§ Written problem: Go through the records and give each one again exactly.

(Data entries for graphics)
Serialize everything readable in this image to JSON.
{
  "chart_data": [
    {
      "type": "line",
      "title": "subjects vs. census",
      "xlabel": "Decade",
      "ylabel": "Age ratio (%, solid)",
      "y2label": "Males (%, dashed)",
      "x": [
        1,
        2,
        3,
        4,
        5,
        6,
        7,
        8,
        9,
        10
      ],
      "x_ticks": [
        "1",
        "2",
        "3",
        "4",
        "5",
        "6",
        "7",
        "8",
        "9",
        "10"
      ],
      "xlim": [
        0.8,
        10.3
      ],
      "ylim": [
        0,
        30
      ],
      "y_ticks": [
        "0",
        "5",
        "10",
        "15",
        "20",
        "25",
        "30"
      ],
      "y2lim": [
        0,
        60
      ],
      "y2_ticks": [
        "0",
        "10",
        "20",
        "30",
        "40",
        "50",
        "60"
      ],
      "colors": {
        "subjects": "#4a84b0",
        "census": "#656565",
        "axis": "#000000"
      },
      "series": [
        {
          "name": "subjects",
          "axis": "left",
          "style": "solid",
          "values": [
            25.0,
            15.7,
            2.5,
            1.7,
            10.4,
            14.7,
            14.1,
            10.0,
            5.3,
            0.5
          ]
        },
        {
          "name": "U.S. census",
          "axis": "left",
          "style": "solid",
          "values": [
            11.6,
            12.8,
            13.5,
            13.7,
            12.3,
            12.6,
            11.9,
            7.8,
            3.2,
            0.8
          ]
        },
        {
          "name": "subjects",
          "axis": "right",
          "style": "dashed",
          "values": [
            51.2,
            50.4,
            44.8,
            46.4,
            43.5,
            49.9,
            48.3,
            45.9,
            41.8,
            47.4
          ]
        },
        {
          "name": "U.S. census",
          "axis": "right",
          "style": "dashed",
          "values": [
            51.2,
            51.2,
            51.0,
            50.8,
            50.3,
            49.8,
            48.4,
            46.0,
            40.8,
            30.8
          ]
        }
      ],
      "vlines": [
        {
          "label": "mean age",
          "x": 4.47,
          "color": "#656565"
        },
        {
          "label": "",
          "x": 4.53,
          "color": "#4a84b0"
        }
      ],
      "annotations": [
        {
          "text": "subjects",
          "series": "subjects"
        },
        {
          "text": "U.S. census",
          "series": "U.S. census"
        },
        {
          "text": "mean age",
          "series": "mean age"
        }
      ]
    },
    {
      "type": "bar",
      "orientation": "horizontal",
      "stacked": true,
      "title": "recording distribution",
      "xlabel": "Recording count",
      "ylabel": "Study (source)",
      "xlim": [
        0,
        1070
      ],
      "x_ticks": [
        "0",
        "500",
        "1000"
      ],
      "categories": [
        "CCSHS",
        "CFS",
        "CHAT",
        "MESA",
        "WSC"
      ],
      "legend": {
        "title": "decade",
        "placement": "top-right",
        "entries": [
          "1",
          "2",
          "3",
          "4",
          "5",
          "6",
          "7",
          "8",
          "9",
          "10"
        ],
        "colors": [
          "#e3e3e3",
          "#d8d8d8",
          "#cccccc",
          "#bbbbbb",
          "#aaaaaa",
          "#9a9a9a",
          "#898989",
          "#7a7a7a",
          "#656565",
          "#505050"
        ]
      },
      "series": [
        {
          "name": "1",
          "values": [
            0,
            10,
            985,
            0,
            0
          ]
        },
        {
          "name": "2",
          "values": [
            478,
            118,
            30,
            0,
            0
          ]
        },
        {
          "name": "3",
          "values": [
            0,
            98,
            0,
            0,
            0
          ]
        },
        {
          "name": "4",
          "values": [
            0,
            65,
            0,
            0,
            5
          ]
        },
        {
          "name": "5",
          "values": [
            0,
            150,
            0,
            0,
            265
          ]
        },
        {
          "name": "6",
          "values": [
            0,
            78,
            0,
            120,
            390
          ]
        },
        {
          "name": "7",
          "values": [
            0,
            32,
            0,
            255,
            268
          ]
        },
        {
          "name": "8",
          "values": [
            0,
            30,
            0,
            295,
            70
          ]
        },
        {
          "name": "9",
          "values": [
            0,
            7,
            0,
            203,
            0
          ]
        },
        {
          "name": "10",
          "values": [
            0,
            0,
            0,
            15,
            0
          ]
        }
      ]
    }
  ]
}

§ The solution:
Serialize everything readable in this image to JSON.
{
  "chart_data": [
    {
      "type": "line",
      "title": "subjects vs. census",
      "xlabel": "Decade",
      "ylabel": "Age ratio (%, solid)",
      "y2label": "Males (%, dashed)",
      "x": [
        1,
        2,
        3,
        4,
        5,
        6,
        7,
        8,
        9,
        10
      ],
      "x_ticks": [
        "1",
        "2",
        "3",
        "4",
        "5",
        "6",
        "7",
        "8",
        "9",
        "10"
      ],
      "xlim": [
        0.8,
        10.3
      ],
      "ylim": [
        0,
        30
      ],
      "y_ticks": [
        "0",
        "5",
        "10",
        "15",
        "20",
        "25",
        "30"
      ],
      "y2lim": [
        0,
        60
      ],
      "y2_ticks": [
        "0",
        "10",
        "20",
        "30",
        "40",
        "50",
        "60"
      ],
      "colors": {
        "subjects": "#4a84b0",
        "census": "#656565",
        "axis": "#000000"
      },
      "series": [
        {
          "name": "subjects",
          "axis": "left",
          "style": "solid",
          "values": [
            25.0,
            15.7,
            2.5,
            1.7,
            10.4,
            14.7,
            14.1,
            10.0,
            5.3,
            0.5
          ]
        },
        {
          "name": "U.S. census",
          "axis": "left",
          "style": "solid",
          "values": [
            11.6,
            12.8,
            13.5,
            13.7,
            12.3,
            12.6,
            11.9,
            7.8,
            3.2,
            0.8
          ]
        },
        {
          "name": "subjects",
          "axis": "right",
          "style": "dashed",
          "values": [
            51.2,
            50.4,
            44.8,
            46.4,
            43.5,
            49.9,
            48.3,
            45.9,
            41.8,
            47.4
          ]
        },
        {
          "name": "U.S. census",
          "axis": "right",
          "style": "dashed",
          "values": [
            51.2,
            51.2,
            51.0,
            50.8,
            50.3,
            49.8,
            48.4,
            46.0,
            40.8,
            30.8
          ]
        }
      ],
      "vlines": [
        {
          "label": "mean age",
          "x": 4.47,
          "color": "#656565"
        },
        {
          "label": "",
          "x": 4.53,
          "color": "#4a84b0"
        }
      ],
      "annotations": [
        {
          "text": "subjects",
          "series": "subjects"
        },
        {
          "text": "U.S. census",
          "series": "U.S. census"
        },
        {
          "text": "mean age",
          "series": "mean age"
        }
      ]
    },
    {
      "type": "bar",
      "orientation": "horizontal",
      "stacked": true,
      "title": "recording distribution",
      "xlabel": "Recording count",
      "ylabel": "Study (source)",
      "xlim": [
        0,
        1070
      ],
      "x_ticks": [
        "0",
        "500",
        "1000"
      ],
      "categories": [
        "CCSHS",
        "CFS",
        "CHAT",
        "MESA",
        "WSC"
      ],
      "legend": {
        "title": "decade",
        "placement": "top-right",
        "entries": [
          "1",
          "2",
          "3",
          "4",
          "5",
          "6",
          "7",
          "8",
          "9",
          "10"
        ],
        "colors": [
          "#e3e3e3",
          "#d8d8d8",
          "#cccccc",
          "#bbbbbb",
          "#aaaaaa",
          "#9a9a9a",
          "#898989",
          "#7a7a7a",
          "#656565",
          "#505050"
        ]
      },
      "series": [
        {
          "name": "1",
          "values": [
            0,
            10,
            985,
            0,
            0
          ]
        },
        {
          "name": "2",
          "values": [
            478,
            118,
            30,
            0,
            0
          ]
        },
        {
          "name": "3",
          "values": [
            0,
            98,
            0,
            0,
            0
          ]
        },
        {
          "name": "4",
          "values": [
            0,
            65,
            0,
            0,
            5
          ]
        },
        {
          "name": "5",
          "values": [
            0,
            150,
            0,
            0,
            265
          ]
        },
        {
          "name": "6",
          "values": [
            0,
            78,
            0,
            120,
            390
          ]
        },
        {
          "name": "7",
          "values": [
            0,
            32,
            0,
            255,
            268
          ]
        },
        {
          "name": "8",
          "values": [
            0,
            30,
            0,
            295,
            70
          ]
        },
        {
          "name": "9",
          "values": [
            0,
            7,
            0,
            203,
            0
          ]
        },
        {
          "name": "10",
          "values": [
            0,
            0,
            0,
            15,
            0
          ]
        }
      ]
    }
  ]
}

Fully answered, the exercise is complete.